Task goal - In full and without alteration, repeat the material.

## BEGIN

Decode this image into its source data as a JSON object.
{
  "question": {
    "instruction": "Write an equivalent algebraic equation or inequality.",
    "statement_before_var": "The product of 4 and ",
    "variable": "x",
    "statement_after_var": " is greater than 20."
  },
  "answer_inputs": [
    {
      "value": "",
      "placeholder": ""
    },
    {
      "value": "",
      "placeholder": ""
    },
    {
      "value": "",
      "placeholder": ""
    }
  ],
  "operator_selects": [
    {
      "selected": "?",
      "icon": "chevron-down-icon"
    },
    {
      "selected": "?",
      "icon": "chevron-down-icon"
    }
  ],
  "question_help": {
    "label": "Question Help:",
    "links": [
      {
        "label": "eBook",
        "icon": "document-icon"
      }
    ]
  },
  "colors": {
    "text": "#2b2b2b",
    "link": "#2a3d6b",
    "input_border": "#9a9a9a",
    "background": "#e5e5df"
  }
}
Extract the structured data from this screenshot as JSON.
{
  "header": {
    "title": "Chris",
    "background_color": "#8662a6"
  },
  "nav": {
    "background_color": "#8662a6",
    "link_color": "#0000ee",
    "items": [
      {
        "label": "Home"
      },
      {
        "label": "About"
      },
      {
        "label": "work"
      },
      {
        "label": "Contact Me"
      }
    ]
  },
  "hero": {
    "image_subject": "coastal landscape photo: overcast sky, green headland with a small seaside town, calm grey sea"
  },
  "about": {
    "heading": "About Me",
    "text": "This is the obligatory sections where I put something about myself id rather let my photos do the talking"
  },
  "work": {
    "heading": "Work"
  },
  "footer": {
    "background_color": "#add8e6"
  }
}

## END

Exercise solution -
Decode this image into its source data as a JSON object.
{
  "question": {
    "instruction": "Write an equivalent algebraic equation or inequality.",
    "statement_before_var": "The product of 4 and ",
    "variable": "x",
    "statement_after_var": " is greater than 20."
  },
  "answer_inputs": [
    {
      "value": "",
      "placeholder": ""
    },
    {
      "value": "",
      "placeholder": ""
    },
    {
      "value": "",
      "placeholder": ""
    }
  ],
  "operator_selects": [
    {
      "selected": "?",
      "icon": "chevron-down-icon"
    },
    {
      "selected": "?",
      "icon": "chevron-down-icon"
    }
  ],
  "question_help": {
    "label": "Question Help:",
    "links": [
      {
        "label": "eBook",
        "icon": "document-icon"
      }
    ]
  },
  "colors": {
    "text": "#2b2b2b",
    "link": "#2a3d6b",
    "input_border": "#9a9a9a",
    "background": "#e5e5df"
  }
}
Extract the structured data from this screenshot as JSON.
{
  "header": {
    "title": "Chris",
    "background_color": "#8662a6"
  },
  "nav": {
    "background_color": "#8662a6",
    "link_color": "#0000ee",
    "items": [
      {
        "label": "Home"
      },
      {
        "label": "About"
      },
      {
        "label": "work"
      },
      {
        "label": "Contact Me"
      }
    ]
  },
  "hero": {
    "image_subject": "coastal landscape photo: overcast sky, green headland with a small seaside town, calm grey sea"
  },
  "about": {
    "heading": "About Me",
    "text": "This is the obligatory sections where I put something about myself id rather let my photos do the talking"
  },
  "work": {
    "heading": "Work"
  },
  "footer": {
    "background_color": "#add8e6"
  }
}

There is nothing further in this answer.